§ **EXERCISE DETAILS**
In the records below, count every line containing "style". Reply with the number only.
Start of TASK INPUT
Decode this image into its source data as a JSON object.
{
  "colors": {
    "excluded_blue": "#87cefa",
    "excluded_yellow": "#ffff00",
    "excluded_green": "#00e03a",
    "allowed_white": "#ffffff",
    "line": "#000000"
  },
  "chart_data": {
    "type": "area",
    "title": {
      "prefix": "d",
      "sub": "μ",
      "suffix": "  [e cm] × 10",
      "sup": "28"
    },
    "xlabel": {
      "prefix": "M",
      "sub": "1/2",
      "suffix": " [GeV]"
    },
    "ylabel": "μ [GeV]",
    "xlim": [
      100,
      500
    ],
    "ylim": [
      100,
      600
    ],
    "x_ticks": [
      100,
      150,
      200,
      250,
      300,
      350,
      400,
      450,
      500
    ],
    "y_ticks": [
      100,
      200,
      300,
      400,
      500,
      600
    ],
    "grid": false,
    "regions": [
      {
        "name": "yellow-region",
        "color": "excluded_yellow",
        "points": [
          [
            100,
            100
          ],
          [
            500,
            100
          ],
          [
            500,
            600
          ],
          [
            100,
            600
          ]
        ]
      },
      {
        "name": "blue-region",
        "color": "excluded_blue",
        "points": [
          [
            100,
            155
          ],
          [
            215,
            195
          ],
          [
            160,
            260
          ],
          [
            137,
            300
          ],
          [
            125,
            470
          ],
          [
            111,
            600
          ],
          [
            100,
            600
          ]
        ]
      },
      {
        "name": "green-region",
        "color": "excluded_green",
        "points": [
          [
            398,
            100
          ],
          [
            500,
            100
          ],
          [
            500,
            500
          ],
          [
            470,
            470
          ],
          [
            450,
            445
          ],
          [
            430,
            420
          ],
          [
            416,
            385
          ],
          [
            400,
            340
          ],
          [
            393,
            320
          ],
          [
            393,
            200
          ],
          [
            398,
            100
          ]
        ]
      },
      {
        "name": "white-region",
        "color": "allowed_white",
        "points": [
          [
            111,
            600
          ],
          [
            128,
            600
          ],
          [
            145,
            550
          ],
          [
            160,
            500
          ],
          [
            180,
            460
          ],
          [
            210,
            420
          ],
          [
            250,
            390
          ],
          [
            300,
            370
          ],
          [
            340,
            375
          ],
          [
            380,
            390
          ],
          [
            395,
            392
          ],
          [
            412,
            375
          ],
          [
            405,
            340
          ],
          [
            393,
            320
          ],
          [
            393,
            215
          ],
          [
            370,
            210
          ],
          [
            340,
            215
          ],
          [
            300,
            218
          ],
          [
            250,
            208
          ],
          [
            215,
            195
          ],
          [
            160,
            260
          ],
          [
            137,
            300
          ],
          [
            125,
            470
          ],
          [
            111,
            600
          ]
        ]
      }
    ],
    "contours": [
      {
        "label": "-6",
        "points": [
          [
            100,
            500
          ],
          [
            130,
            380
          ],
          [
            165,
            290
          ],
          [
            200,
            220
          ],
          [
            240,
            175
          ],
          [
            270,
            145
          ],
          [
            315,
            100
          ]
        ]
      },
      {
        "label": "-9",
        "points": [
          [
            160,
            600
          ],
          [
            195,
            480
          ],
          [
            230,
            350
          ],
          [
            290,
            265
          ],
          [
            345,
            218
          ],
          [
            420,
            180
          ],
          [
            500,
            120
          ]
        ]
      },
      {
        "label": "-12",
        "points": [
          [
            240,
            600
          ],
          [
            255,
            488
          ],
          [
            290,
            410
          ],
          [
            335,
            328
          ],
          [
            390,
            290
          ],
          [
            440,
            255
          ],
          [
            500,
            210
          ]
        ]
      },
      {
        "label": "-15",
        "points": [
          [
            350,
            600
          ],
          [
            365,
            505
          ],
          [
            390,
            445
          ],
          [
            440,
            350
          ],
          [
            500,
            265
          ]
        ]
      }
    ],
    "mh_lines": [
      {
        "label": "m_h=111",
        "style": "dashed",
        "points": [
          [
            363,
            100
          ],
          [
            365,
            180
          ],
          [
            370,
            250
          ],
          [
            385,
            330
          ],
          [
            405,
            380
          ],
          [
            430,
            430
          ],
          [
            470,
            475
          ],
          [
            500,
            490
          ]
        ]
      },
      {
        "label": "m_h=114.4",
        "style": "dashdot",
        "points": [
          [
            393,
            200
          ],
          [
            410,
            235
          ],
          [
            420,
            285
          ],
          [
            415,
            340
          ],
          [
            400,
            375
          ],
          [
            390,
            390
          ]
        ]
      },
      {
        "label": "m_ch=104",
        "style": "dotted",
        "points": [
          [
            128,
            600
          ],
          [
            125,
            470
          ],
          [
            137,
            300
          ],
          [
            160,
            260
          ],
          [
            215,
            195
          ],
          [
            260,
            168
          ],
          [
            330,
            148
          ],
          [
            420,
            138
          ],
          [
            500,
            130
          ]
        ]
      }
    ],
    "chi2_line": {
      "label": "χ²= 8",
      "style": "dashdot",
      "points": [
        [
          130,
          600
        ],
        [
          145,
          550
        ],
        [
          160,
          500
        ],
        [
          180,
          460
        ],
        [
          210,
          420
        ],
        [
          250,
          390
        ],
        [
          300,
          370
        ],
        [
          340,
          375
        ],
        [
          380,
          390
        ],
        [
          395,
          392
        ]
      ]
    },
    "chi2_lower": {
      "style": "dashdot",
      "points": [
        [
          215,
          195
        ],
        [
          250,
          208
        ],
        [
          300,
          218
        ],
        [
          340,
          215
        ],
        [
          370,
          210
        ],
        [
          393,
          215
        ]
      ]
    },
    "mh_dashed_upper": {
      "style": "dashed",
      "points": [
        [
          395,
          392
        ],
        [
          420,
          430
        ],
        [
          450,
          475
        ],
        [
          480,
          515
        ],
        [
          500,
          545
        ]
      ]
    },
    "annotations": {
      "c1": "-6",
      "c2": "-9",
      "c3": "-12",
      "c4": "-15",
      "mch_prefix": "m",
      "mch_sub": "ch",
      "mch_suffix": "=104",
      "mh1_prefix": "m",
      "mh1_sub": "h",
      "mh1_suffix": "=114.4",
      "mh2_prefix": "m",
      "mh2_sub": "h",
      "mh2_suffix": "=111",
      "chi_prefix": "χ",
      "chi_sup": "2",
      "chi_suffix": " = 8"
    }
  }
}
End of TASK INPUT
§ **WRITTEN ANSWER**
6